> _Document excerpt_:
--- START ---
Innocence that dissolves racism

Originally published in The Christian Science Monitor’s Christian Science Perspective column, June 5, 2020.

First appeared as a Web Original on June 11, 2020

As I consider recent tragic events in my home state of Georgia and in Minnesota that have become global headlines, I find hope in these words by Mary Baker Eddy, the Discoverer of Christian Science: “The necessity for uplifting the race is father to the fact that Mind can do it; for Mind can impart purity instead of impurity, strength instead of weakness, and health instead of disease” (Science and Health with Key to the Scriptures, p. 371).

I experienced the healing, purifying power of God, divine Mind, firsthand as a teenager in the 1960s, when I worked in a kindergarten program for rural Black children. One evening I was at my friend’s house when her dad called an after-dinner meeting with us in the living room, which always meant he was upset with one of us, and this time it was me. He said he had heard about the work I was doing, and that I had been seen holding one of the children’s hands while crossing the street and seen with another of the children sitting in my lap. He felt these loving actions merited the harsh retribution of corporal punishment.
--- END ---
> _Available data_:
--- START ---
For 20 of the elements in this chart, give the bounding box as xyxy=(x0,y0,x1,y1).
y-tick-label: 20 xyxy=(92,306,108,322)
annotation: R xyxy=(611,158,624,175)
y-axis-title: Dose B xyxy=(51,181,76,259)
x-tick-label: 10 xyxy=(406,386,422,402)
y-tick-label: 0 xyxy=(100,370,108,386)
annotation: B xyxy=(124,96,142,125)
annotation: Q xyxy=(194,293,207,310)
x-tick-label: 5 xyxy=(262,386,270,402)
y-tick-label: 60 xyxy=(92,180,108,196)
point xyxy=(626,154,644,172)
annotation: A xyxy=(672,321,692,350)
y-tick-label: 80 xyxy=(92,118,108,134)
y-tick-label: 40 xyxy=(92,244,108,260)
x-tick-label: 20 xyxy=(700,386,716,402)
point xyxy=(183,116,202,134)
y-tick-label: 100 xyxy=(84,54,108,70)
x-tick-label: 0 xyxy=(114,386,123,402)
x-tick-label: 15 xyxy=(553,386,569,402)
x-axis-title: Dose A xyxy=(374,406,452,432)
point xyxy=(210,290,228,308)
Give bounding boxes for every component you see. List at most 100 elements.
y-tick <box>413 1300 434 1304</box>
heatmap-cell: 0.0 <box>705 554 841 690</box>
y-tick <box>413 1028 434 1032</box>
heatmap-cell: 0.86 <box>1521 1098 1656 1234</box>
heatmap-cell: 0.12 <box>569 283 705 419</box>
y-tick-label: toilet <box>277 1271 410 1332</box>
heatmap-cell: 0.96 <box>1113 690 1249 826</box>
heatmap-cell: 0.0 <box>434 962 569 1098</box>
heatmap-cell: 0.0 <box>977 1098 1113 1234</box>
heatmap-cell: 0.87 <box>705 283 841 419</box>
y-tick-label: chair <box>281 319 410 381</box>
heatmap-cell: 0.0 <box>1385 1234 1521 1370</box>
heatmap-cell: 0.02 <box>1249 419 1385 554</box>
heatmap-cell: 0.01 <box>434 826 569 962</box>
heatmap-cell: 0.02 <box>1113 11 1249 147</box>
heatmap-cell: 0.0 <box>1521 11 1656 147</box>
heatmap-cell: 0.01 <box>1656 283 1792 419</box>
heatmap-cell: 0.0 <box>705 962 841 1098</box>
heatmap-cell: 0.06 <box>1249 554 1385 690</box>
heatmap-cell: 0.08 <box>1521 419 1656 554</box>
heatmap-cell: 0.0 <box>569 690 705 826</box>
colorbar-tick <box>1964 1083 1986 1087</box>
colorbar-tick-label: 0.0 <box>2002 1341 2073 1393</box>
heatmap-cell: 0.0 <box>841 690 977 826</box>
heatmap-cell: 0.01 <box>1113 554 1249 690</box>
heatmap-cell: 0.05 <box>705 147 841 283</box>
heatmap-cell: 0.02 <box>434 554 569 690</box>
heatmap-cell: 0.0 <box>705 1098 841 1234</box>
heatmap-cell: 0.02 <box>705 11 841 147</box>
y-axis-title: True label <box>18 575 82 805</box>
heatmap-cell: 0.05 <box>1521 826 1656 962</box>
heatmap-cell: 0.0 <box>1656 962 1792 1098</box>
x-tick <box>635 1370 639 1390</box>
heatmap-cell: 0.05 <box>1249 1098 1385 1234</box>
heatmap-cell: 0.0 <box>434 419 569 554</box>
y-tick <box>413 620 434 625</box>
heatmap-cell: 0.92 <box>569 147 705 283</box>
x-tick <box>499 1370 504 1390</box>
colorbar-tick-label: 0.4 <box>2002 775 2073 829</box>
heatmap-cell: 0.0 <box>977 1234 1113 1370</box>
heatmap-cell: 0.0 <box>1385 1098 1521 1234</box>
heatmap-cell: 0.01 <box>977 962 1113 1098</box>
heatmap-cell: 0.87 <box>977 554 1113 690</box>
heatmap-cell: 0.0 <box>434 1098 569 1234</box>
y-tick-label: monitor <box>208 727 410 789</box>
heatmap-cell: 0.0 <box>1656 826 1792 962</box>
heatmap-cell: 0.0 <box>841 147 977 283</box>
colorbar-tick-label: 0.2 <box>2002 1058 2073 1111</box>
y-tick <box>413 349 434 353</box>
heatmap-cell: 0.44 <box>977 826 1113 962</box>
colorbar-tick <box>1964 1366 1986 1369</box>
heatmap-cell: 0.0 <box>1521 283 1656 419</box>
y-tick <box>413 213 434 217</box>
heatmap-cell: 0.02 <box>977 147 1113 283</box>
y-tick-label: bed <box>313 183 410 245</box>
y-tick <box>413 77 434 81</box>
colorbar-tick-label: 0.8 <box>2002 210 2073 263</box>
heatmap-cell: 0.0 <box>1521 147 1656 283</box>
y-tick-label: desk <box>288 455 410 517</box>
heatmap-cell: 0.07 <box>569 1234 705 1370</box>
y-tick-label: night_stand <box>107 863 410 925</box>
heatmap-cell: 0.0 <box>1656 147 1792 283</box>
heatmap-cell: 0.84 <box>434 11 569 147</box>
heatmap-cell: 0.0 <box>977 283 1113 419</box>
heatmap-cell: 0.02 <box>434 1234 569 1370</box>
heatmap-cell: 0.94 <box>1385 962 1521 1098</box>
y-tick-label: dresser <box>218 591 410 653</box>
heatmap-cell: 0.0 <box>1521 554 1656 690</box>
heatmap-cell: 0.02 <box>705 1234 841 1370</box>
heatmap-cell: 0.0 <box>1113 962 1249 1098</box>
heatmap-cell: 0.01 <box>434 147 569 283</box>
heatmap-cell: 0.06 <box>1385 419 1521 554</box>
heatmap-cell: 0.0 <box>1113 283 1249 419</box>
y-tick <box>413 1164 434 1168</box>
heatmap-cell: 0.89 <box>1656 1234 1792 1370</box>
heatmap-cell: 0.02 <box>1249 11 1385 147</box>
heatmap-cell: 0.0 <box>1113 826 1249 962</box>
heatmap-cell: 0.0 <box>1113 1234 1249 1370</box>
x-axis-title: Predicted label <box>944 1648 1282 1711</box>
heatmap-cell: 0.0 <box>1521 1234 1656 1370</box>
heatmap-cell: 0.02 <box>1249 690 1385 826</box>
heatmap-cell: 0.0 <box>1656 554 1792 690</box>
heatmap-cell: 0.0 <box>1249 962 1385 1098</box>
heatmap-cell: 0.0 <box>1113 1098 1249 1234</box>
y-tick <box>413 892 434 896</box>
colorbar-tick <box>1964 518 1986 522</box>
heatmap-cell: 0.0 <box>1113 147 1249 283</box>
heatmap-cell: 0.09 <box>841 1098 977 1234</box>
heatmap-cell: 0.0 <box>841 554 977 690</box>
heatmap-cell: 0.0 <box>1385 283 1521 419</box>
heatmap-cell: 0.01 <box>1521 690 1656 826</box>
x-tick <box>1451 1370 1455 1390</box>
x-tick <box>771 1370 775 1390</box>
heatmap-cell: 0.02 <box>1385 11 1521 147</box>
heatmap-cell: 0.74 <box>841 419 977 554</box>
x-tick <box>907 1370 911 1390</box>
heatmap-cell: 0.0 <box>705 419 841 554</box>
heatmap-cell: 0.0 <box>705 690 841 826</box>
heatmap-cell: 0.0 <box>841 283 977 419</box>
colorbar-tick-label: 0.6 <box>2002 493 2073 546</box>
--- END ---
> _What you need to do_:
A. In the column on innocence and racism, rewrite the paragraph beginning "I experienced the healing, purifying power of God" as a short bulleted list that keeps its main facts.
B. Answer these questions from the column on innocence and racism:
(i) On what date was it originally published in the Christian Science Perspective column?
(ii) Which two states does the writer name as the places of the recent tragic events?
(iii) In what decade did the writer work in the kindergarten program?

> _Answers by task_:
A.
- As a teenager in the 1960s, the writer felt the healing, purifying power of God, divine Mind, firsthand while working in a kindergarten program for rural Black children.
- One evening at a friend's house, the friend's dad called an after-dinner meeting in the living room. Such a meeting always meant he was upset with someone, and this time it was the writer.
- He had heard about the writer's work. The writer had been seen holding a child's hand while crossing the street and with another child sitting in the writer's lap.
- He believed these loving actions deserved harsh corporal punishment.

B.
(i) June 5, 2020
(ii) Georgia and Minnesota
(iii) The 1960s